- **Goal of the exercise**
From the entries, filter out every line that lacks "text" and copy the rest.

# # # # # # #

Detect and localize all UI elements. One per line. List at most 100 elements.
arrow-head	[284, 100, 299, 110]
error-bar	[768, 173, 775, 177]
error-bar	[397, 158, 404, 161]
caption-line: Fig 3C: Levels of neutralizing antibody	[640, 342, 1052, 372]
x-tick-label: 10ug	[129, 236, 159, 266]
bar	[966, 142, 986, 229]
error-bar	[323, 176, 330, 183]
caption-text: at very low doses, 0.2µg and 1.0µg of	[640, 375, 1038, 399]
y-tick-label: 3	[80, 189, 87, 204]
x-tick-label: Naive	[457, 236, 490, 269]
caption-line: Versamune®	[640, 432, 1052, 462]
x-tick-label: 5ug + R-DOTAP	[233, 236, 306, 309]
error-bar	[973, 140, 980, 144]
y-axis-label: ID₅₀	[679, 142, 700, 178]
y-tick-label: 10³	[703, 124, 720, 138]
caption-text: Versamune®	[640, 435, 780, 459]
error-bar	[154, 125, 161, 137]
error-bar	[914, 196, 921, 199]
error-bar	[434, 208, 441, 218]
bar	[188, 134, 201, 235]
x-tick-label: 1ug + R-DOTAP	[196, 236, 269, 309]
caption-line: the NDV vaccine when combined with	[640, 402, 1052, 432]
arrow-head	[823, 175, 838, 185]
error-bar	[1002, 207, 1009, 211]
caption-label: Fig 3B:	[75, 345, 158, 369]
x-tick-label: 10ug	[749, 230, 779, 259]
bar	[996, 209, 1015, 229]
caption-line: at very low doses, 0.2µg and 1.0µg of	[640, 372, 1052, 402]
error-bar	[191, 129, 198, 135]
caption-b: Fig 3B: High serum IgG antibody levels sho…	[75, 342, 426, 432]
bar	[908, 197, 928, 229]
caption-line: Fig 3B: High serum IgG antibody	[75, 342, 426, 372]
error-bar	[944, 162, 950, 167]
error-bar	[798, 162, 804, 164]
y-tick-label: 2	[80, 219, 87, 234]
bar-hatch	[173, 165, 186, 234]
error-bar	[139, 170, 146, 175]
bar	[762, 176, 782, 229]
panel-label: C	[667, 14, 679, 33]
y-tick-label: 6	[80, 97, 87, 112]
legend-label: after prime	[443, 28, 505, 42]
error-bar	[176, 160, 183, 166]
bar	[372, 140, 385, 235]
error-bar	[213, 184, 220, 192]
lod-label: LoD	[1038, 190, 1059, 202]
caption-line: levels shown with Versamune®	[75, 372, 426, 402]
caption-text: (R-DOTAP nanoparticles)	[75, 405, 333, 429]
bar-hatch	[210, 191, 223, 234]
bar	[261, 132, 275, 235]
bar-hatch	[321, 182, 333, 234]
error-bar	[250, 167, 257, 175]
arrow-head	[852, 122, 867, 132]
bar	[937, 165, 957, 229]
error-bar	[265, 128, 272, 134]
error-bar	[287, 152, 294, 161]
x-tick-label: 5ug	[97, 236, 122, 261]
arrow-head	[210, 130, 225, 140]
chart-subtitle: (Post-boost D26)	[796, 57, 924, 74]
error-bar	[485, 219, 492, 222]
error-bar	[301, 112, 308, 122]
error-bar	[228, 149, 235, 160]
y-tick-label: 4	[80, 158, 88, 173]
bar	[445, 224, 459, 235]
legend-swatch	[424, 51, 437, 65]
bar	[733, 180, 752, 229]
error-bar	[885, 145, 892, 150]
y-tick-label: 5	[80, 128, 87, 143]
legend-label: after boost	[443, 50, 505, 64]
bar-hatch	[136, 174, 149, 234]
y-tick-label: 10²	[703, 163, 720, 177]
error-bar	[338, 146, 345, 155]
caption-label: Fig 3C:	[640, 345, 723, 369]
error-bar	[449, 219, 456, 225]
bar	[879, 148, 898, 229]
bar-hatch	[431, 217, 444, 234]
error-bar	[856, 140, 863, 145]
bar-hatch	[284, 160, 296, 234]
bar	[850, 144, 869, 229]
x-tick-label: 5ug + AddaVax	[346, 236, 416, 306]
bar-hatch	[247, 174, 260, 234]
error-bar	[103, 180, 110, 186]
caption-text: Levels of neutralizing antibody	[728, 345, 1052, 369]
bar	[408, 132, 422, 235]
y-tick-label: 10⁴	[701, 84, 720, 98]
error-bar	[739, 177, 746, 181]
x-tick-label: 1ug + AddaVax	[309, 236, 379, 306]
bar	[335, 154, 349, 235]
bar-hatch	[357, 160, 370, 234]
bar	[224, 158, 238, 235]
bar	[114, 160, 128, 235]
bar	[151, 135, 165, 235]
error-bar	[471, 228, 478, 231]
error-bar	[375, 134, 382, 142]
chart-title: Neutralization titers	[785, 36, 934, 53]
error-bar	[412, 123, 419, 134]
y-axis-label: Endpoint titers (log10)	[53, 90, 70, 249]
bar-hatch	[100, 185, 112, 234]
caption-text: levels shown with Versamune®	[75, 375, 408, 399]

# # # # # # #

- **Output below**
caption-text: at very low doses, 0.2µg and 1.0µg of	[640, 375, 1038, 399]
caption-text: Versamune®	[640, 435, 780, 459]
caption-text: (R-DOTAP nanoparticles)	[75, 405, 333, 429]
caption-text: Levels of neutralizing antibody	[728, 345, 1052, 369]
caption-text: levels shown with Versamune®	[75, 375, 408, 399]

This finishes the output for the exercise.